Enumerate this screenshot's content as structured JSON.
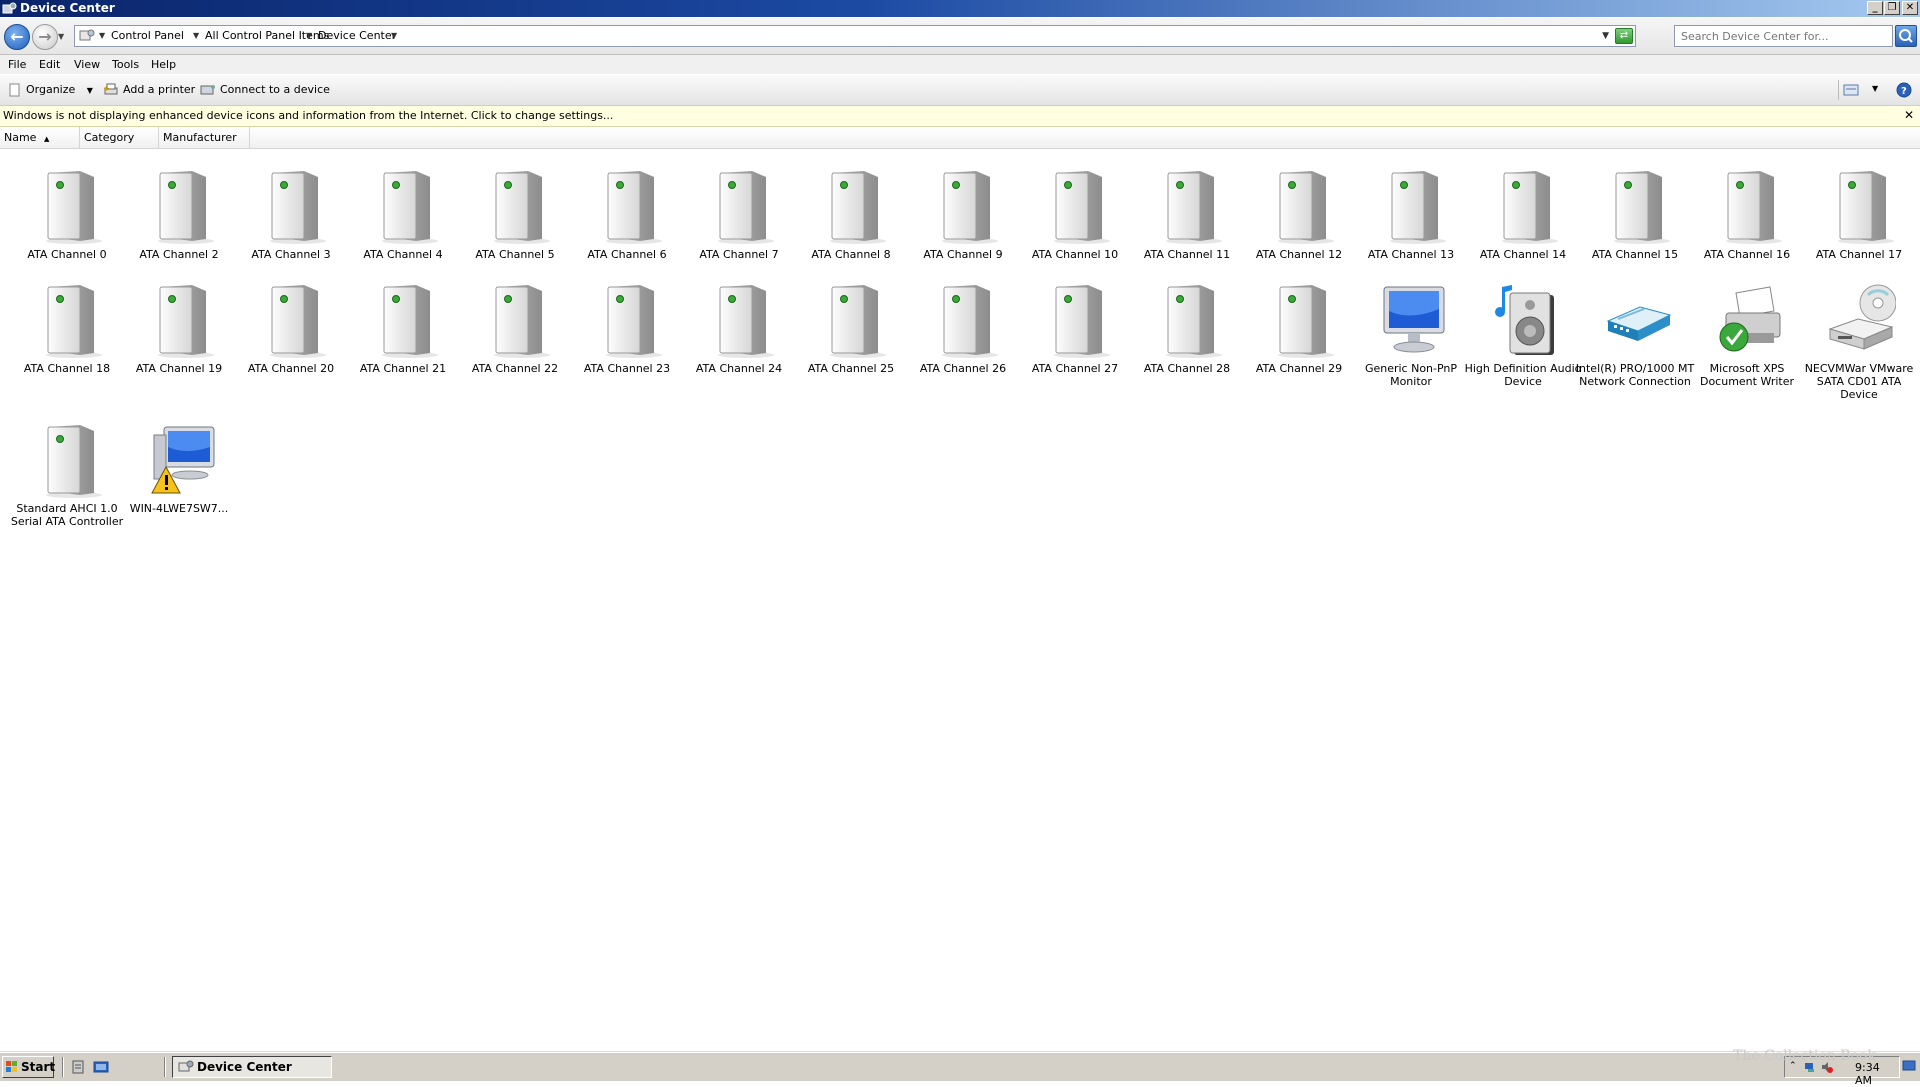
{
  "window": {
    "title": "Device Center"
  },
  "window_controls": {
    "minimize": "_",
    "maximize": "❐",
    "close": "✕"
  },
  "address": {
    "crumbs": [
      "Control Panel",
      "All Control Panel Items",
      "Device Center"
    ],
    "search_placeholder": "Search Device Center for..."
  },
  "menu": {
    "items": [
      "File",
      "Edit",
      "View",
      "Tools",
      "Help"
    ]
  },
  "commands": {
    "organize": "Organize",
    "add_printer": "Add a printer",
    "connect_device": "Connect to a device"
  },
  "infobar": {
    "text": "Windows is not displaying enhanced device icons and information from the Internet.  Click to change settings..."
  },
  "columns": {
    "name": "Name",
    "category": "Category",
    "manufacturer": "Manufacturer"
  },
  "devices": [
    {
      "label": "ATA Channel 0",
      "icon": "drive-icon"
    },
    {
      "label": "ATA Channel 2",
      "icon": "drive-icon"
    },
    {
      "label": "ATA Channel 3",
      "icon": "drive-icon"
    },
    {
      "label": "ATA Channel 4",
      "icon": "drive-icon"
    },
    {
      "label": "ATA Channel 5",
      "icon": "drive-icon"
    },
    {
      "label": "ATA Channel 6",
      "icon": "drive-icon"
    },
    {
      "label": "ATA Channel 7",
      "icon": "drive-icon"
    },
    {
      "label": "ATA Channel 8",
      "icon": "drive-icon"
    },
    {
      "label": "ATA Channel 9",
      "icon": "drive-icon"
    },
    {
      "label": "ATA Channel 10",
      "icon": "drive-icon"
    },
    {
      "label": "ATA Channel 11",
      "icon": "drive-icon"
    },
    {
      "label": "ATA Channel 12",
      "icon": "drive-icon"
    },
    {
      "label": "ATA Channel 13",
      "icon": "drive-icon"
    },
    {
      "label": "ATA Channel 14",
      "icon": "drive-icon"
    },
    {
      "label": "ATA Channel 15",
      "icon": "drive-icon"
    },
    {
      "label": "ATA Channel 16",
      "icon": "drive-icon"
    },
    {
      "label": "ATA Channel 17",
      "icon": "drive-icon"
    },
    {
      "label": "ATA Channel 18",
      "icon": "drive-icon"
    },
    {
      "label": "ATA Channel 19",
      "icon": "drive-icon"
    },
    {
      "label": "ATA Channel 20",
      "icon": "drive-icon"
    },
    {
      "label": "ATA Channel 21",
      "icon": "drive-icon"
    },
    {
      "label": "ATA Channel 22",
      "icon": "drive-icon"
    },
    {
      "label": "ATA Channel 23",
      "icon": "drive-icon"
    },
    {
      "label": "ATA Channel 24",
      "icon": "drive-icon"
    },
    {
      "label": "ATA Channel 25",
      "icon": "drive-icon"
    },
    {
      "label": "ATA Channel 26",
      "icon": "drive-icon"
    },
    {
      "label": "ATA Channel 27",
      "icon": "drive-icon"
    },
    {
      "label": "ATA Channel 28",
      "icon": "drive-icon"
    },
    {
      "label": "ATA Channel 29",
      "icon": "drive-icon"
    },
    {
      "label": "Generic Non-PnP Monitor",
      "icon": "monitor-icon"
    },
    {
      "label": "High Definition Audio Device",
      "icon": "speaker-icon"
    },
    {
      "label": "Intel(R) PRO/1000 MT Network Connection",
      "icon": "network-adapter-icon"
    },
    {
      "label": "Microsoft XPS Document Writer",
      "icon": "printer-icon"
    },
    {
      "label": "NECVMWar VMware SATA CD01 ATA Device",
      "icon": "cd-drive-icon"
    },
    {
      "label": "Standard AHCI 1.0 Serial ATA Controller",
      "icon": "drive-icon"
    },
    {
      "label": "WIN-4LWE7SW7...",
      "icon": "computer-warning-icon"
    }
  ],
  "taskbar": {
    "start_label": "Start",
    "task_label": "Device Center",
    "clock": "9:34 AM"
  },
  "watermark": "The Collection Book",
  "colors": {
    "titlebar": "#0a246a",
    "infobar": "#ffffe1",
    "taskbar": "#d4d0c8"
  }
}
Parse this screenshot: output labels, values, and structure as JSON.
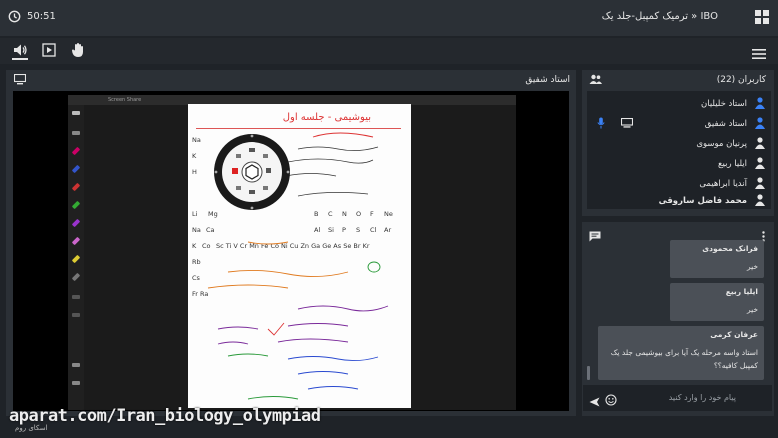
{
  "topbar": {
    "timer": "50:51",
    "title": "IBO « ترمیک کمپبل-جلد یک"
  },
  "presentation": {
    "title": "استاد شفیق",
    "screen_header": "Screen Share",
    "doc_heading": "بیوشیمی - جلسه اول"
  },
  "users": {
    "title": "کاربران (22)",
    "list": [
      {
        "name": "استاد خلیلیان"
      },
      {
        "name": "استاد شفیق"
      },
      {
        "name": "پرنیان موسوی"
      },
      {
        "name": "ایلیا ربیع"
      },
      {
        "name": "آندیا ابراهیمی"
      },
      {
        "name": "محمد فاضل ساروقی"
      }
    ]
  },
  "chat": {
    "messages": [
      {
        "name": "فرانک محمودی",
        "text": "خیر"
      },
      {
        "name": "ایلیا ربیع",
        "text": "خیر"
      },
      {
        "name": "عرفان کرمی",
        "text": "استاد واسه مرحله یک آیا برای بیوشیمی جلد یک کمپبل کافیه؟؟"
      }
    ],
    "placeholder": "پیام خود را وارد کنید"
  },
  "watermark": {
    "text": "aparat.com/Iran_biology_olympiad",
    "sub": "اسکای روم"
  },
  "colors": {
    "accent": "#3b82f6",
    "panel": "#2b3036",
    "bg": "#1f2328",
    "message": "#4b5057"
  }
}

☆ ☆ ☆ ☆ ☆ ☆ ☆

* _WRITTEN TASK_
Filter for "watermark". Return all lines that hold it.

* _RESULT OF THE TASK_
  "watermark": "The Collection Book",
  "watermark": {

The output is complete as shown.